TASK: Locate each line with the string "back" in the listing below and copy it.

[Entries taken from a collection]
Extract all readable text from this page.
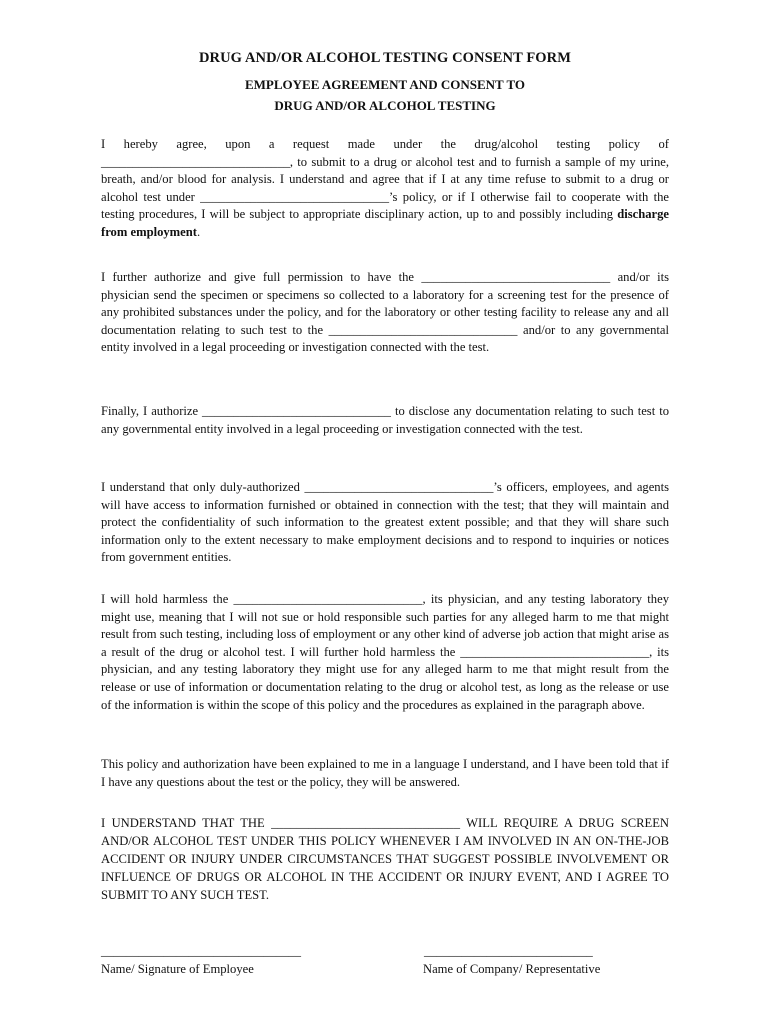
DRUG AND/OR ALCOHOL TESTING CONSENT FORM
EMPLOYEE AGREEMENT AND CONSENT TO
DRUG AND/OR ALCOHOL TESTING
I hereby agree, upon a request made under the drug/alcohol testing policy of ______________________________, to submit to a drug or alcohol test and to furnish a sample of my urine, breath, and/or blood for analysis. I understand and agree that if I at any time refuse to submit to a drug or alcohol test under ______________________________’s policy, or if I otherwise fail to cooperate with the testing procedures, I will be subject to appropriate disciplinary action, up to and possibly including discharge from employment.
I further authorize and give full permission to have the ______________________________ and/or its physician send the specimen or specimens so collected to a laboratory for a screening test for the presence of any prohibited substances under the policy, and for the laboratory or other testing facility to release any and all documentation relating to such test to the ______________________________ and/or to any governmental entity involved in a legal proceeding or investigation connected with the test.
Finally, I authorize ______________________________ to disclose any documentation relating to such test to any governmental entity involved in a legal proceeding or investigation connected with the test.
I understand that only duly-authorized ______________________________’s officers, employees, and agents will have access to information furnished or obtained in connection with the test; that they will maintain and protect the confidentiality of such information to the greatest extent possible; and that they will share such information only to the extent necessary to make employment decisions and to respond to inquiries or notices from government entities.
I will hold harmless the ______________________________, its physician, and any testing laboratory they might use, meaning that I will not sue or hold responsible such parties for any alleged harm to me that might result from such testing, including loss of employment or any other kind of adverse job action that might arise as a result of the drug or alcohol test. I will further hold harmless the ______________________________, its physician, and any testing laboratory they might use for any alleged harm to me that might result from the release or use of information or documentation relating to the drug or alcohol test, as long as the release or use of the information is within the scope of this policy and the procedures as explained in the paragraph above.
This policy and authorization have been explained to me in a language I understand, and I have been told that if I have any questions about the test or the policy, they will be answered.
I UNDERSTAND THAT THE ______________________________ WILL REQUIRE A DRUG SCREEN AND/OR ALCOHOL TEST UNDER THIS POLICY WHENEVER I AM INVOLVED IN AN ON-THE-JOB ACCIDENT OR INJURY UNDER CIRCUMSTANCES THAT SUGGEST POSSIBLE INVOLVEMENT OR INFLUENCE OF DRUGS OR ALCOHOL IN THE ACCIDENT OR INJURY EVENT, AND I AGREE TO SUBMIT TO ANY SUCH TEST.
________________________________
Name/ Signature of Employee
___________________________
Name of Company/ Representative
---
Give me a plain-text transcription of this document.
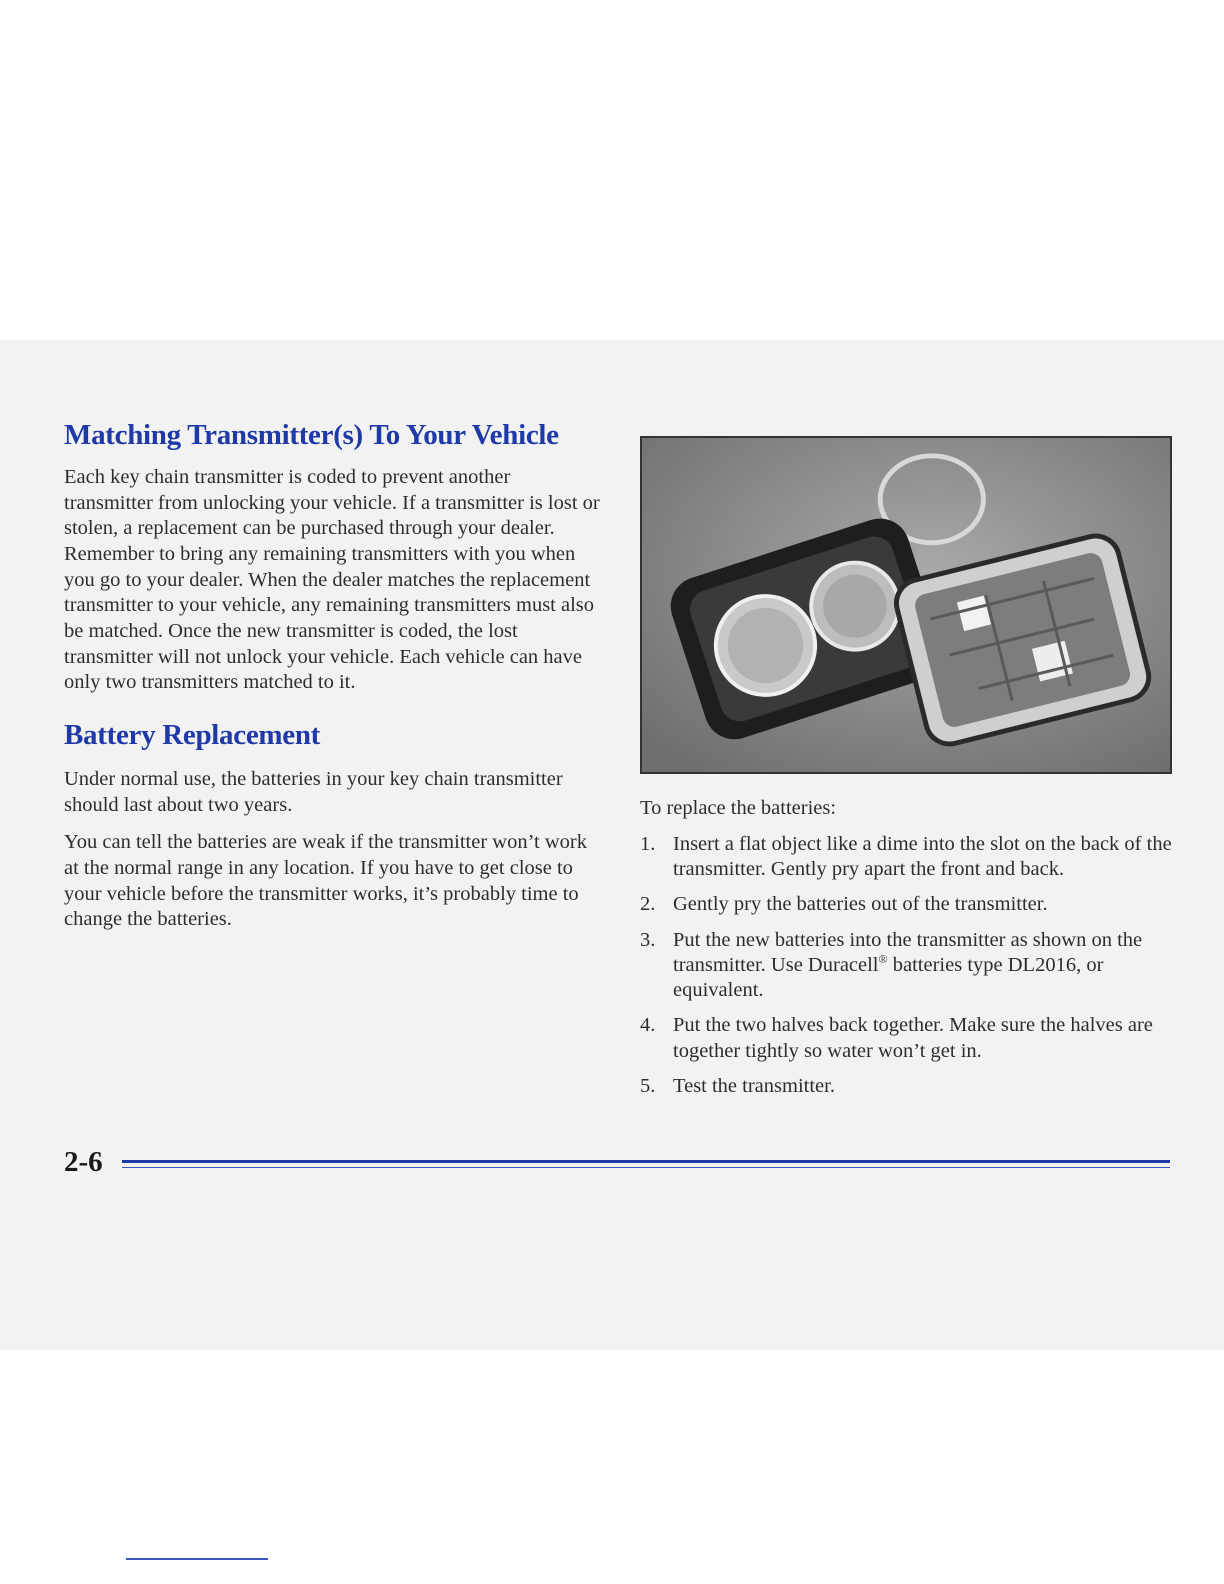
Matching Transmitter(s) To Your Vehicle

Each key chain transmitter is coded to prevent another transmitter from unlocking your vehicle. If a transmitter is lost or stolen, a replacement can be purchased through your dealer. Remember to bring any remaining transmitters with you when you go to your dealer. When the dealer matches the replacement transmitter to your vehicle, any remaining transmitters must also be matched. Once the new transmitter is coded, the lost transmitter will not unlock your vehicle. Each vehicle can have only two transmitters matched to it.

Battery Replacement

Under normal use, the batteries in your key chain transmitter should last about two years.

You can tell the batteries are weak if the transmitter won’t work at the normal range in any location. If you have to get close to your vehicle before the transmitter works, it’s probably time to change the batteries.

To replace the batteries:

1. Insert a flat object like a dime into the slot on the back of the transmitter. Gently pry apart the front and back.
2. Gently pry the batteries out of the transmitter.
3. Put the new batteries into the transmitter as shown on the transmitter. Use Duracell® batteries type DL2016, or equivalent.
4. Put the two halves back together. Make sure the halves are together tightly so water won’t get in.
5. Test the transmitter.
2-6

WORKED ANSWER:
1. Insert a flat object like a dime into the slot on the back of the transmitter. Gently pry apart the front and back.
4. Put the two halves back together. Make sure the halves are together tightly so water won’t get in.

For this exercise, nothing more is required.